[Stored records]

__________________________________________________

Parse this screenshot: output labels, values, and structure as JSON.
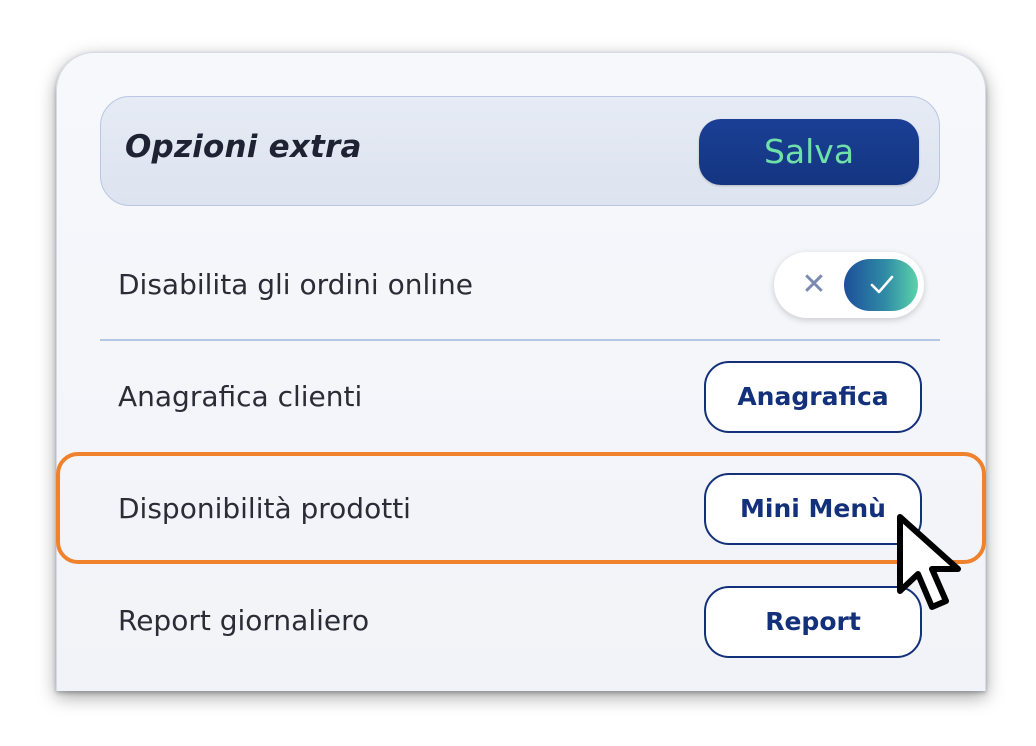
{
  "header": {
    "title": "Opzioni extra",
    "save_label": "Salva"
  },
  "rows": [
    {
      "label": "Disabilita gli ordini online",
      "control": "toggle",
      "toggle_on": true
    },
    {
      "label": "Anagrafica clienti",
      "button_label": "Anagrafica"
    },
    {
      "label": "Disponibilità prodotti",
      "button_label": "Mini Menù",
      "highlighted": true
    },
    {
      "label": "Report giornaliero",
      "button_label": "Report"
    }
  ],
  "icons": {
    "toggle_off": "close-icon",
    "toggle_on": "check-icon",
    "pointer": "mouse-pointer-icon"
  },
  "toggle_off_glyph": "✕",
  "colors": {
    "accent": "#133581",
    "save_text": "#6ee0a8",
    "highlight": "#f0822d",
    "divider": "#b5c7e6"
  }
}
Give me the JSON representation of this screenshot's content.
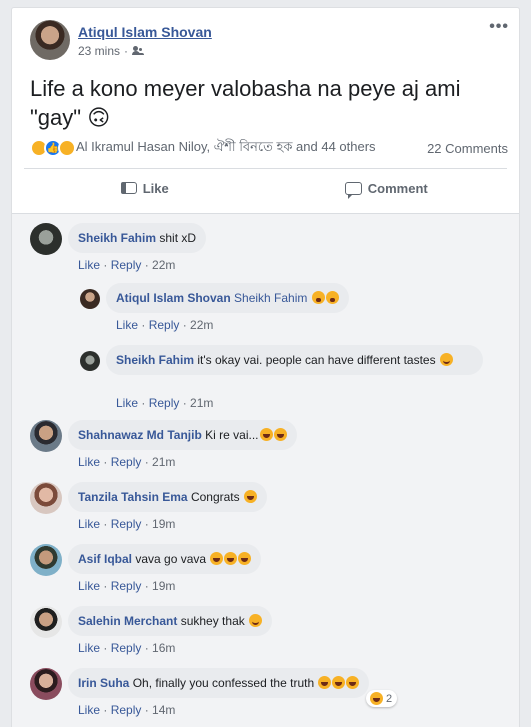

__________________________________________________

Your task: Using the data above, print every line exactly, omitting pictures.

Solution:
Parse this screenshot: output labels, values, and structure as JSON.
{
  "header": {
    "title": "Opzioni extra",
    "save_label": "Salva"
  },
  "rows": [
    {
      "label": "Disabilita gli ordini online",
      "control": "toggle",
      "toggle_on": true
    },
    {
      "label": "Anagrafica clienti",
      "button_label": "Anagrafica"
    },
    {
      "label": "Disponibilità prodotti",
      "button_label": "Mini Menù",
      "highlighted": true
    },
    {
      "label": "Report giornaliero",
      "button_label": "Report"
    }
  ],
  "icons": {
    "toggle_off": "close-icon",
    "toggle_on": "check-icon",
    "pointer": "mouse-pointer-icon"
  },
  "toggle_off_glyph": "✕",
  "colors": {
    "accent": "#133581",
    "save_text": "#6ee0a8",
    "highlight": "#f0822d",
    "divider": "#b5c7e6"
  }
}
Give me the JSON representation of this screenshot's content.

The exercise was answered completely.